== A block of data ==
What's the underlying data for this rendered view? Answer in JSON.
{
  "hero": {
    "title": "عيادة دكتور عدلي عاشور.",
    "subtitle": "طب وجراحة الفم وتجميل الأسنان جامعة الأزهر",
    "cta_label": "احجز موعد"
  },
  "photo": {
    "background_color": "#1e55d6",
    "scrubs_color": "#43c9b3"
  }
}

== Work required ==
Each line of the listing should be echoed back exactly.

== Response to this exercise ==
What's the underlying data for this rendered view? Answer in JSON.
{
  "hero": {
    "title": "عيادة دكتور عدلي عاشور.",
    "subtitle": "طب وجراحة الفم وتجميل الأسنان جامعة الأزهر",
    "cta_label": "احجز موعد"
  },
  "photo": {
    "background_color": "#1e55d6",
    "scrubs_color": "#43c9b3"
  }
}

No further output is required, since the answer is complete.